%%

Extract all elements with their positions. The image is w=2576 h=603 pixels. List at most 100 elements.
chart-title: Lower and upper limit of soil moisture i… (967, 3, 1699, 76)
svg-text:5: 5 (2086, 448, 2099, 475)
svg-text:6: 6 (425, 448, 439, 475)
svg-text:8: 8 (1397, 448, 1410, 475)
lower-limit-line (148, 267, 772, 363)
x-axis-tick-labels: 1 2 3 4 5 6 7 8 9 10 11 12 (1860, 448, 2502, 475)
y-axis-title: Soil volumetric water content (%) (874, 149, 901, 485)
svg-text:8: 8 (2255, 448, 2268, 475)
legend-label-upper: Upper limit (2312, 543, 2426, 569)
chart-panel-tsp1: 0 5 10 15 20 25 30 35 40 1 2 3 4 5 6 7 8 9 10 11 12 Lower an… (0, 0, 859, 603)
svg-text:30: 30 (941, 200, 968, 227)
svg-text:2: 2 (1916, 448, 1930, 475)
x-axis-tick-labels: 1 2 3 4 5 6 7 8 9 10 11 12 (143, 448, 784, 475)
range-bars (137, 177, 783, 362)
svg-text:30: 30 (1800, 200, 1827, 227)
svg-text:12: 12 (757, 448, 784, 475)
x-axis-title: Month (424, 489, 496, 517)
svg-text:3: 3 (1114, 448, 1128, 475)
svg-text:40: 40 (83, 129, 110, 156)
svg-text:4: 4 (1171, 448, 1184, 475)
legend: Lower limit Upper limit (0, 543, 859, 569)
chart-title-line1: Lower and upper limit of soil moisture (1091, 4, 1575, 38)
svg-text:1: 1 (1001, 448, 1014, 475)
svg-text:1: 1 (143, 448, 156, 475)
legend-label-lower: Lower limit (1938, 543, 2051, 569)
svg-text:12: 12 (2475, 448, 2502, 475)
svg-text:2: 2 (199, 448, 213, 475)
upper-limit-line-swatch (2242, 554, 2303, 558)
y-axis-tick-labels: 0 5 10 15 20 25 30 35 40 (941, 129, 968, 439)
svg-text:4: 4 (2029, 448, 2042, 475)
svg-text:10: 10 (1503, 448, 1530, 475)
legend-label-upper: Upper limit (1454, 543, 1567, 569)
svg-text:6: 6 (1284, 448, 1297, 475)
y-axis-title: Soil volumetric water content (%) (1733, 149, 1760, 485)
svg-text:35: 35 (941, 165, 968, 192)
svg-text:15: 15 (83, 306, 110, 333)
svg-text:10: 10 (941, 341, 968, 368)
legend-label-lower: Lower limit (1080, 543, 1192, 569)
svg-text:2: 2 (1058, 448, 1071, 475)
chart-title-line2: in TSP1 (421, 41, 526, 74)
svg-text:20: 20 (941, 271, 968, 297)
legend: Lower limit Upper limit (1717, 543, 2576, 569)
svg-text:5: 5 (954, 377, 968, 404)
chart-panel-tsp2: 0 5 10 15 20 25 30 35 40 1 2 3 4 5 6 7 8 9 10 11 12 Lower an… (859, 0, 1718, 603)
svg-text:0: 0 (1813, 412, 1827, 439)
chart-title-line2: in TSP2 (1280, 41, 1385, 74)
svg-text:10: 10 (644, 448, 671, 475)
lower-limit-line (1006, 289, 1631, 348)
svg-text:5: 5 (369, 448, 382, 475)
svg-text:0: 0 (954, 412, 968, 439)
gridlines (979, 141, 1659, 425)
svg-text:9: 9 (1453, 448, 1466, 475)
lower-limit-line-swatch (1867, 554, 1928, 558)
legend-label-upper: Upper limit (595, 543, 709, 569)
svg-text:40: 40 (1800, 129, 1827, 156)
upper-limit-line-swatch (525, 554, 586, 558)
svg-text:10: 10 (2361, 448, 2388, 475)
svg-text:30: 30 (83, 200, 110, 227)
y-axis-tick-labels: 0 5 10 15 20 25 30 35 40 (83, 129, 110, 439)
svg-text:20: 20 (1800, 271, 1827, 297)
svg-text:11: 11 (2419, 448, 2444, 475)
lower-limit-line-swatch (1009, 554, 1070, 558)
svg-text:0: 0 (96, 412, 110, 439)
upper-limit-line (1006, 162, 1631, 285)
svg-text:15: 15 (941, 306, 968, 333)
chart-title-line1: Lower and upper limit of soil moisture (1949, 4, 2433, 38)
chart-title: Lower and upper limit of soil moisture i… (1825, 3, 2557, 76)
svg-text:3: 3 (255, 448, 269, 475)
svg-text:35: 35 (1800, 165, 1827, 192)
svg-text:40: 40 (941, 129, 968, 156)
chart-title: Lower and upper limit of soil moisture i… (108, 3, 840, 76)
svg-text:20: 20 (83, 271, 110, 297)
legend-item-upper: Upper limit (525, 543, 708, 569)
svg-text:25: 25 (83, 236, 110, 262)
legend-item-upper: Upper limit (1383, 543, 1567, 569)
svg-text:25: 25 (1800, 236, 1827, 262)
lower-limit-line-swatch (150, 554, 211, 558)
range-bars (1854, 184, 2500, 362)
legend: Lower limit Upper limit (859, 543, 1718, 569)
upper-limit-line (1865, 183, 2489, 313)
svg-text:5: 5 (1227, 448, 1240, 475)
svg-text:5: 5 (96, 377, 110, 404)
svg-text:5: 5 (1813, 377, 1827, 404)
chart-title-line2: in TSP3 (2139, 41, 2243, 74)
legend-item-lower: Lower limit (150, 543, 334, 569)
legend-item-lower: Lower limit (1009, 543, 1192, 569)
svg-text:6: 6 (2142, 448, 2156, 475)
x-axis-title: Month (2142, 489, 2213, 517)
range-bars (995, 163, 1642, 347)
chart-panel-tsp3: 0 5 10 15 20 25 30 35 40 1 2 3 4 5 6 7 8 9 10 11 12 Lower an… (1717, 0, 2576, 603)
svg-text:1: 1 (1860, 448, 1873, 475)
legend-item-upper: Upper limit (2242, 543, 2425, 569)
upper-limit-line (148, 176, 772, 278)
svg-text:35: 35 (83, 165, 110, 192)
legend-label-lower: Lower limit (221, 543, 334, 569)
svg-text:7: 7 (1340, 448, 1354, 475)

%%

AIM:
Reproduce every one of the records above, character for character, with nothing changed, added, or left out.

TASK ANSWER:
Extract all elements with their positions. The image is w=2576 h=603 pixels. List at most 100 elements.
chart-title: Lower and upper limit of soil moisture i… (967, 3, 1699, 76)
svg-text:5: 5 (2086, 448, 2099, 475)
svg-text:6: 6 (425, 448, 439, 475)
svg-text:8: 8 (1397, 448, 1410, 475)
lower-limit-line (148, 267, 772, 363)
x-axis-tick-labels: 1 2 3 4 5 6 7 8 9 10 11 12 (1860, 448, 2502, 475)
y-axis-title: Soil volumetric water content (%) (874, 149, 901, 485)
svg-text:8: 8 (2255, 448, 2268, 475)
legend-label-upper: Upper limit (2312, 543, 2426, 569)
chart-panel-tsp1: 0 5 10 15 20 25 30 35 40 1 2 3 4 5 6 7 8 9 10 11 12 Lower an… (0, 0, 859, 603)
svg-text:30: 30 (941, 200, 968, 227)
svg-text:2: 2 (1916, 448, 1930, 475)
x-axis-tick-labels: 1 2 3 4 5 6 7 8 9 10 11 12 (143, 448, 784, 475)
range-bars (137, 177, 783, 362)
svg-text:30: 30 (1800, 200, 1827, 227)
svg-text:12: 12 (757, 448, 784, 475)
x-axis-title: Month (424, 489, 496, 517)
svg-text:3: 3 (1114, 448, 1128, 475)
svg-text:40: 40 (83, 129, 110, 156)
svg-text:4: 4 (1171, 448, 1184, 475)
legend: Lower limit Upper limit (0, 543, 859, 569)
chart-title-line1: Lower and upper limit of soil moisture (1091, 4, 1575, 38)
svg-text:1: 1 (1001, 448, 1014, 475)
svg-text:1: 1 (143, 448, 156, 475)
legend-label-lower: Lower limit (1938, 543, 2051, 569)
svg-text:12: 12 (2475, 448, 2502, 475)
svg-text:2: 2 (199, 448, 213, 475)
upper-limit-line-swatch (2242, 554, 2303, 558)
y-axis-tick-labels: 0 5 10 15 20 25 30 35 40 (941, 129, 968, 439)
svg-text:4: 4 (2029, 448, 2042, 475)
svg-text:10: 10 (1503, 448, 1530, 475)
legend-label-upper: Upper limit (1454, 543, 1567, 569)
svg-text:6: 6 (1284, 448, 1297, 475)
y-axis-title: Soil volumetric water content (%) (1733, 149, 1760, 485)
svg-text:35: 35 (941, 165, 968, 192)
svg-text:15: 15 (83, 306, 110, 333)
svg-text:10: 10 (941, 341, 968, 368)
legend-label-lower: Lower limit (1080, 543, 1192, 569)
svg-text:2: 2 (1058, 448, 1071, 475)
chart-title-line2: in TSP1 (421, 41, 526, 74)
svg-text:20: 20 (941, 271, 968, 297)
legend: Lower limit Upper limit (1717, 543, 2576, 569)
svg-text:5: 5 (954, 377, 968, 404)
chart-panel-tsp2: 0 5 10 15 20 25 30 35 40 1 2 3 4 5 6 7 8 9 10 11 12 Lower an… (859, 0, 1718, 603)
svg-text:0: 0 (1813, 412, 1827, 439)
chart-title-line2: in TSP2 (1280, 41, 1385, 74)
svg-text:10: 10 (644, 448, 671, 475)
lower-limit-line (1006, 289, 1631, 348)
svg-text:5: 5 (369, 448, 382, 475)
svg-text:0: 0 (954, 412, 968, 439)
gridlines (979, 141, 1659, 425)
svg-text:9: 9 (1453, 448, 1466, 475)
lower-limit-line-swatch (1867, 554, 1928, 558)
legend-label-upper: Upper limit (595, 543, 709, 569)
svg-text:40: 40 (1800, 129, 1827, 156)
upper-limit-line-swatch (525, 554, 586, 558)
svg-text:10: 10 (2361, 448, 2388, 475)
svg-text:30: 30 (83, 200, 110, 227)
y-axis-tick-labels: 0 5 10 15 20 25 30 35 40 (83, 129, 110, 439)
svg-text:20: 20 (1800, 271, 1827, 297)
svg-text:11: 11 (2419, 448, 2444, 475)
lower-limit-line-swatch (1009, 554, 1070, 558)
svg-text:0: 0 (96, 412, 110, 439)
upper-limit-line (1006, 162, 1631, 285)
svg-text:15: 15 (941, 306, 968, 333)
chart-title-line1: Lower and upper limit of soil moisture (1949, 4, 2433, 38)
chart-title: Lower and upper limit of soil moisture i… (1825, 3, 2557, 76)
svg-text:3: 3 (255, 448, 269, 475)
svg-text:35: 35 (1800, 165, 1827, 192)
svg-text:40: 40 (941, 129, 968, 156)
chart-title: Lower and upper limit of soil moisture i… (108, 3, 840, 76)
svg-text:20: 20 (83, 271, 110, 297)
legend-item-upper: Upper limit (525, 543, 708, 569)
svg-text:25: 25 (83, 236, 110, 262)
legend-item-upper: Upper limit (1383, 543, 1567, 569)
svg-text:25: 25 (1800, 236, 1827, 262)
lower-limit-line-swatch (150, 554, 211, 558)
range-bars (1854, 184, 2500, 362)
legend: Lower limit Upper limit (859, 543, 1718, 569)
upper-limit-line (1865, 183, 2489, 313)
svg-text:5: 5 (1227, 448, 1240, 475)
svg-text:5: 5 (96, 377, 110, 404)
svg-text:5: 5 (1813, 377, 1827, 404)
chart-title-line2: in TSP3 (2139, 41, 2243, 74)
legend-item-lower: Lower limit (150, 543, 334, 569)
legend-item-lower: Lower limit (1009, 543, 1192, 569)
svg-text:6: 6 (2142, 448, 2156, 475)
x-axis-title: Month (2142, 489, 2213, 517)
range-bars (995, 163, 1642, 347)
chart-panel-tsp3: 0 5 10 15 20 25 30 35 40 1 2 3 4 5 6 7 8 9 10 11 12 Lower an… (1717, 0, 2576, 603)
svg-text:1: 1 (1860, 448, 1873, 475)
legend-item-upper: Upper limit (2242, 543, 2425, 569)
upper-limit-line (148, 176, 772, 278)
svg-text:35: 35 (83, 165, 110, 192)
legend-label-lower: Lower limit (221, 543, 334, 569)
svg-text:7: 7 (1340, 448, 1354, 475)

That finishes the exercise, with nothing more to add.